◆ **Consignes à suivre**
A) Résumez en deux phrases le texte sur le développement vertueux des entreprises.
B) Poursuivez le texte sur le développement vertueux des entreprises à partir de sa dernière phrase.

◆ **Texte à lire**
++++

Développement vertueux _D'autres entreprises dans des secteurs traditionnels ont
démontré la possibilité d'un modèle de développement vertueux. À l'échelle européenne,
Danone est parvenu à associer les vertus les plus porteuses de la société civile avec un
développement économique rentable et en forte croissance. L'un des plus grands succès
de Franck Riboud a été de permettre à son groupe et donc à ses équipes de moins
ressentir la pression sur les marges exercée quotidiennement par la grande distribution.
En une dizaine d'années, Danone a su se développer sur des territoires géographiques
nouveaux et concevoir des produits moins sensibles à la pression des prix. Il faut un
certain courage et une pensée ingénieuse pour concevoir et mener de telles stratégies et
modèles de développement. L'intelligence intuitivtive est précieuse en la matière ; elle se
définit comme la combinaison singulière de quatre aptitudes :
la capacité à penser de façon holistique afin de dépasser la pensée traditionnelle
fragmentée qui tend à réduire l'entreprise à une entité essentiellement économique ;
la capacité à penser de façon paradoxale, en particulier, ne pas opposer raison à instinct,
mais bien au contraire, à en comprendre la complémentarité ;
la capacité à observer et être à l'écoute de nos sens pour enrichir le processus analytique
de nos perceptions subtiles, c'est-à-dire au-delà des apparences ;
la capacité à diriger par influence et non par imposition suivant l'idée que nous sommes
en relation avec un monde en évolution permanente et que notre relation avec le monde
est elle-même essentiellement évolutive.

++++

◆ **Données enregistrées**
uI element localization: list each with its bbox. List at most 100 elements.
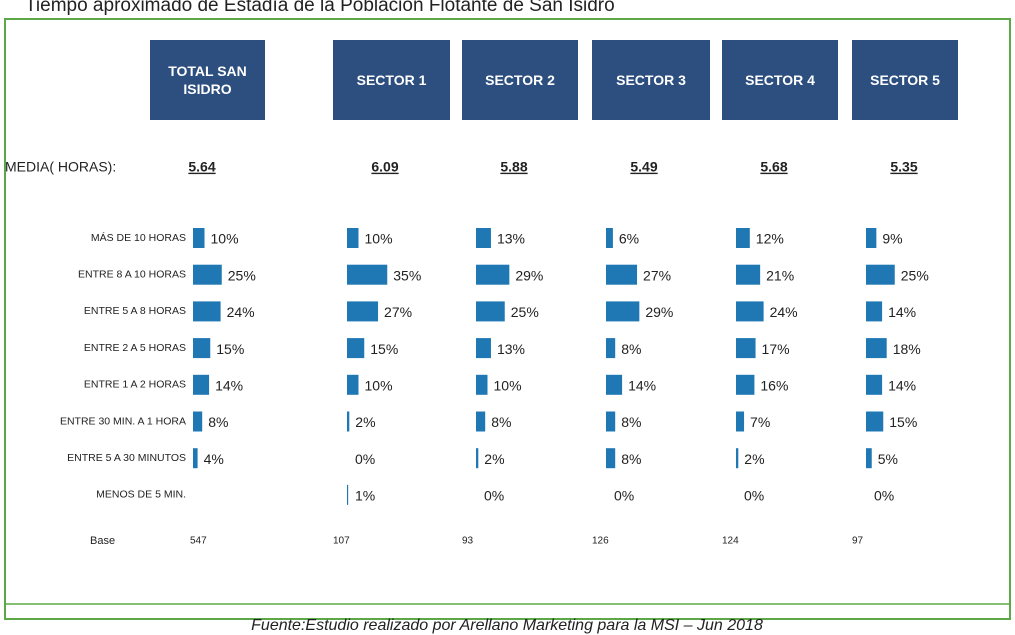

++++

◆ **Réponses attendues**
A) Des entreprises de secteurs traditionnels ont démontré qu'un développement vertueux est possible : Danone a associé les vertus de la société civile à une croissance rentable et, en une dizaine d'années, s'est développé sur de nouveaux territoires avec des produits moins sensibles à la pression des prix. Concevoir de telles stratégies exige du courage et une pensée ingénieuse, et une forme d'intelligence précieuse en la matière combine quatre aptitudes : penser de façon holistique, penser de façon paradoxale, être à l'écoute de ses sens et diriger par influence plutôt que par imposition.

B)
Lors de la semaine Visions of Leadership, organisée chaque année sur le campus HEC
(1), de grands dirigeants parmi lesquels Jean Paul Agon (L'Oréal), Phil Bentley (British
Gas), Daniel Bernard (Provestis, ex Carrefour), Isabelle Capron (Fauchon), Henri de
Castries (AXA), Jean René Fourtou (Vivendi), Georgia Garinois (Johnson et Johnson),
Cyrille Vigneron (Cartier France) ou le Général Georgelin sont chacun venus parler à
différents moments de leur expérience de leader. Tous ont souligné l'importance cruciale
de leur intuition et de leur instinct dans leur succès. L'intelligence intuitive se cultive et se
développe. Elle est enseignée aux étudiants du MBA HEC de façon expérientielle à partir
d'un corpus théorique s'appuyant sur les dernières recherches en science des organisations
et sciences cognitives. Une méthode de management a été également conçue pour la
mettre à l'oeuvre dans l'entreprise, pour penser le leadership de façon innovante et
responsable et concevoir des modèles de développement vertueux au sein de la
complexité du monde économique global.
Pour être opérante, cette approche doit s'accompagner d'une qualité fondamentale chez le
leader : le caractère. Il s'agit de la qualité nécessaire pour parvenir à renoncer aux
habitudes et satisfactions immédiates et inventer d'autres modes de croissance présentant
tout autant de bénéfices économiques à terme sans induire les inconvénients que nous
connaissons à nos modes de développement actuels. C'est vraisemblablement pourquoi le
MBA HEC a été conçu comme un « MBA that builds character ».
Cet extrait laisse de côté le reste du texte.